[TASK OBJECTIVE]:
Give the number of lines that include the string "Endless", nothing more.

-- start of SUPPLIED INFORMATION --

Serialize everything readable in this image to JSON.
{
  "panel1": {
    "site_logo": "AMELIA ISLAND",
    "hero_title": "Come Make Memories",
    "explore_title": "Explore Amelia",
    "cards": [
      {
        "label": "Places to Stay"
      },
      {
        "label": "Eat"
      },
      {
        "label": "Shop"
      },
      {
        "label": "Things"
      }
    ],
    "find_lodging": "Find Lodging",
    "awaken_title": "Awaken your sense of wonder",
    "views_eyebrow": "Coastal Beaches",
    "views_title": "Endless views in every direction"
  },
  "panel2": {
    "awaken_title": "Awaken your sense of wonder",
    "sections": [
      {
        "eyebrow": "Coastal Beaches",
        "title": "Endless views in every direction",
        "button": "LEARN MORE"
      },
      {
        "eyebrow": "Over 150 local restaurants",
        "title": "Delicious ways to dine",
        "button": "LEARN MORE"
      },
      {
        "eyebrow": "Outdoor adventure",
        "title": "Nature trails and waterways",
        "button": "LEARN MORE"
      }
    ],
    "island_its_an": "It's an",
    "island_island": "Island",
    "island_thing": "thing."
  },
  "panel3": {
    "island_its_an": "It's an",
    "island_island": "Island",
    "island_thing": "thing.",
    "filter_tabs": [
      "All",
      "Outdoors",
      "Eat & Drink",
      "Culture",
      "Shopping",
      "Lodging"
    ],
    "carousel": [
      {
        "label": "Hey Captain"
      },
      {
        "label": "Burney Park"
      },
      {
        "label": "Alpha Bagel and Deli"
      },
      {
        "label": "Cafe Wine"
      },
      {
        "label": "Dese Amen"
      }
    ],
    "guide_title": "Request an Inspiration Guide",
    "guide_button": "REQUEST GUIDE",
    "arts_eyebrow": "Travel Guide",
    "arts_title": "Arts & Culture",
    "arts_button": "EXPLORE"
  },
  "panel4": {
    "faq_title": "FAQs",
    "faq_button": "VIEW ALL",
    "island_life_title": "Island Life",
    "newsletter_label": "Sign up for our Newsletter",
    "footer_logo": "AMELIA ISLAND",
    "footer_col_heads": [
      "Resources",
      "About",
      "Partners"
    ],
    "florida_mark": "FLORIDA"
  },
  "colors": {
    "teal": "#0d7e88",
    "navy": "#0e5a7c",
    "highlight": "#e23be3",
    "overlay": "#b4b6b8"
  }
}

-- end of SUPPLIED INFORMATION --

[TASK SOLUTION]:
2